◆ **Set exercise**:
Copy out the lines that include the word "VLANs".

◆ **Records supplied**:
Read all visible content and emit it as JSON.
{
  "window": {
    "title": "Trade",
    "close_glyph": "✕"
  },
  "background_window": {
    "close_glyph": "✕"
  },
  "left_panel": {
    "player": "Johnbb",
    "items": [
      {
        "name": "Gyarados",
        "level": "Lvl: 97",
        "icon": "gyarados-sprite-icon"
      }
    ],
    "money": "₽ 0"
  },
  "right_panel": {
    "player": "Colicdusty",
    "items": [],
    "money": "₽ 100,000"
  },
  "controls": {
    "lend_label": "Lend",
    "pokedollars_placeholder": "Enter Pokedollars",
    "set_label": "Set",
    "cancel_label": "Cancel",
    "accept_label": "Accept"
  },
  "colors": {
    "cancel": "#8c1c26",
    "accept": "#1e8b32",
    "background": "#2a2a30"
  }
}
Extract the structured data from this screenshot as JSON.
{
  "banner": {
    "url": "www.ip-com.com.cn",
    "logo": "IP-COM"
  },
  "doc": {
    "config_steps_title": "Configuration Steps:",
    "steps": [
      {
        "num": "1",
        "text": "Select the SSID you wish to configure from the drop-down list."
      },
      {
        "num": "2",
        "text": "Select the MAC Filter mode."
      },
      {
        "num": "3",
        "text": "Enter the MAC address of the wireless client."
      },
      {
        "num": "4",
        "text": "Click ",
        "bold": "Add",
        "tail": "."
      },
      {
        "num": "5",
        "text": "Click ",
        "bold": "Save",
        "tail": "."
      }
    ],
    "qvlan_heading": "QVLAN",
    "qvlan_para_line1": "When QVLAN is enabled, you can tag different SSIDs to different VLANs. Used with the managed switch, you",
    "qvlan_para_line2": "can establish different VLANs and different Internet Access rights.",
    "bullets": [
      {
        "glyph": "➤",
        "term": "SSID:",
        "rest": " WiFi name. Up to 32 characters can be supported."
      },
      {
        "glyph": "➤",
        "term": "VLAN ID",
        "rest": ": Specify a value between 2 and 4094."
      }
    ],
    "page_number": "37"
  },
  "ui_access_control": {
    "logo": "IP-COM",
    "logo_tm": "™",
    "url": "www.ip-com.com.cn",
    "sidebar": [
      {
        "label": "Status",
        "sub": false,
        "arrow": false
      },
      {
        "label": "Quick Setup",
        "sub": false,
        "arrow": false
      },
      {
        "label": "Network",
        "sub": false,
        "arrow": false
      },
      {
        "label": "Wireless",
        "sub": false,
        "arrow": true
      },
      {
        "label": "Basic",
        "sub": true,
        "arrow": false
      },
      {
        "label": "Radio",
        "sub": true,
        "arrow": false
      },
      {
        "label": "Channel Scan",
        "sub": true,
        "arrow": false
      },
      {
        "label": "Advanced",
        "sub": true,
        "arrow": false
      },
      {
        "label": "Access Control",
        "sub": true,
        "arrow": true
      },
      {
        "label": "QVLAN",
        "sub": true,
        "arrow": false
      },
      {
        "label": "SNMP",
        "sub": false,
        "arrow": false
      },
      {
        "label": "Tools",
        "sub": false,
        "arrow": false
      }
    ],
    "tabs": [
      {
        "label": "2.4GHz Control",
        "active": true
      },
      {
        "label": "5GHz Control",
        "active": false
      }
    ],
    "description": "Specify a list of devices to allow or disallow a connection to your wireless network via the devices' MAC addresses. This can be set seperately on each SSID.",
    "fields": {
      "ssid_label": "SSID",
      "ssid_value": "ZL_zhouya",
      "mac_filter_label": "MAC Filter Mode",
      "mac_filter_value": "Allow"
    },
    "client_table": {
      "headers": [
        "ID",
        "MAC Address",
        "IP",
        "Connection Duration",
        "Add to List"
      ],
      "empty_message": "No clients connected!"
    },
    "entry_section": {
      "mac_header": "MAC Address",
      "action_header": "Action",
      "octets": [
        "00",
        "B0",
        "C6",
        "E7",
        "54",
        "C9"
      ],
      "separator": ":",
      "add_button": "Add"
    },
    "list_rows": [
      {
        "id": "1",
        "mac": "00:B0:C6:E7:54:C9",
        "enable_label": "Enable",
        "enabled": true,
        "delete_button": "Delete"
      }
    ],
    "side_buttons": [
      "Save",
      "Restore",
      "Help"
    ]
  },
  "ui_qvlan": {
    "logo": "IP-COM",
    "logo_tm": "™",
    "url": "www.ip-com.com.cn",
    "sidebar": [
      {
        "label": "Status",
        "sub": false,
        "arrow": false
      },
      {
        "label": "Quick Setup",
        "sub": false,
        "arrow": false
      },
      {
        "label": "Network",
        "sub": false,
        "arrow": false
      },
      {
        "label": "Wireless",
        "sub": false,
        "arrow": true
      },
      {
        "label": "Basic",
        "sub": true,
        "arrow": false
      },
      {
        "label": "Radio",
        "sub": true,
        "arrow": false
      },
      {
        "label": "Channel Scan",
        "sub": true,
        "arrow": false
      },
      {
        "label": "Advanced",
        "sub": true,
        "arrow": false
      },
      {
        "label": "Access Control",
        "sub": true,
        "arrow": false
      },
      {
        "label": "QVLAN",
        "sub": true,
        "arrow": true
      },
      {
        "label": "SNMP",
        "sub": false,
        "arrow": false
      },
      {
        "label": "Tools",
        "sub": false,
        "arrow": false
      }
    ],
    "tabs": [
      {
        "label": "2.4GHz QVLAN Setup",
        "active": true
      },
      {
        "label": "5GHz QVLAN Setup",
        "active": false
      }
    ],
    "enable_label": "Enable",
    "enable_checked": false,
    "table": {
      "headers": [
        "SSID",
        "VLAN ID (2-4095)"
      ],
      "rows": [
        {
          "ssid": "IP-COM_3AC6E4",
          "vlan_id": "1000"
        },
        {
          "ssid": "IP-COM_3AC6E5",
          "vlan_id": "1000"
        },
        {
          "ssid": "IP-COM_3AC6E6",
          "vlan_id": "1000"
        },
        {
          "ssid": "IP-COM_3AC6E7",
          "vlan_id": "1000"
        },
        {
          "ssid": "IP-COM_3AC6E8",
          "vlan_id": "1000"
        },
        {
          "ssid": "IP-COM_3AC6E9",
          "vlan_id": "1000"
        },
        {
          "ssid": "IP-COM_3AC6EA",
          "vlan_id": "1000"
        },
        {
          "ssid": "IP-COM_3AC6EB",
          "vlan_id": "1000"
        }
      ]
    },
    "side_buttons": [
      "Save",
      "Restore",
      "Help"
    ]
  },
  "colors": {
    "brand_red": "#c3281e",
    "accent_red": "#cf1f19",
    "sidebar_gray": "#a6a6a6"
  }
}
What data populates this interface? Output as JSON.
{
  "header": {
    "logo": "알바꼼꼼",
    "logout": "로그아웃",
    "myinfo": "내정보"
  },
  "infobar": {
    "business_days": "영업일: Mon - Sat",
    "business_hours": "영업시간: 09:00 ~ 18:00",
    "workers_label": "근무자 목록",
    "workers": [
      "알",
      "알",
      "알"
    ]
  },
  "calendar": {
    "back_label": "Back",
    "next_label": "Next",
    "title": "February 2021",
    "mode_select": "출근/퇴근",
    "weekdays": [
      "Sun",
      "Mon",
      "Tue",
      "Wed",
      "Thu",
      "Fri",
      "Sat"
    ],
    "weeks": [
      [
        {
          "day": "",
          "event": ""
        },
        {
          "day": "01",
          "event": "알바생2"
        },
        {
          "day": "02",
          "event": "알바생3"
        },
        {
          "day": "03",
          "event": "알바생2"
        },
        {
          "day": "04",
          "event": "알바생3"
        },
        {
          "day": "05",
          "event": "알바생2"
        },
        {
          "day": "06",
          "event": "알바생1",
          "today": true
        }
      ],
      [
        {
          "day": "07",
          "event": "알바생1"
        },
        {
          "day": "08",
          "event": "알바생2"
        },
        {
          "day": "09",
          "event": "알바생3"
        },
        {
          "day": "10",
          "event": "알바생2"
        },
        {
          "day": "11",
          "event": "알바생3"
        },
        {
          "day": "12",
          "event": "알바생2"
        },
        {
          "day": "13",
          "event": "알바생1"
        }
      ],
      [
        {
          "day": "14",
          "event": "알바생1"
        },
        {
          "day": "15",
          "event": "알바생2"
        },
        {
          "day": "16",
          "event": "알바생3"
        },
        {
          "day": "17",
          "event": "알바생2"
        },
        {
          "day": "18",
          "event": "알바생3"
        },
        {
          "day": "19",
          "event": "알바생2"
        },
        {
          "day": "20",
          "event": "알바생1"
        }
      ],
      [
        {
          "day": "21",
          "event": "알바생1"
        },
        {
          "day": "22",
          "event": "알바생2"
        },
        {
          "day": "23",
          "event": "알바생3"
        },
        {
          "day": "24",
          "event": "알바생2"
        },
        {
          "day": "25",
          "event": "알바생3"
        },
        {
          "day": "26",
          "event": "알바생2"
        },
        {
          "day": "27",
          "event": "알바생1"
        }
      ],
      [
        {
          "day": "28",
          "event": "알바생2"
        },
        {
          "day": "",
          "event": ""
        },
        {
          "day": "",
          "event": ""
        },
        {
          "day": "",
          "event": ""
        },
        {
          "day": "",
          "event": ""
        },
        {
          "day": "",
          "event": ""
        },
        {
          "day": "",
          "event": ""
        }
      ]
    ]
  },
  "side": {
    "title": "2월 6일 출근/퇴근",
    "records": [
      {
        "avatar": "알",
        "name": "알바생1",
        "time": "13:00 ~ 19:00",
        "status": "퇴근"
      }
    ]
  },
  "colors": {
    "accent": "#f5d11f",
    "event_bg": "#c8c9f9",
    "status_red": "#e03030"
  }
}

◆ **The solution**:
    "qvlan_para_line1": "When QVLAN is enabled, you can tag different SSIDs to different VLANs. Used with the managed switch, you",
    "qvlan_para_line2": "can establish different VLANs and different Internet Access rights.",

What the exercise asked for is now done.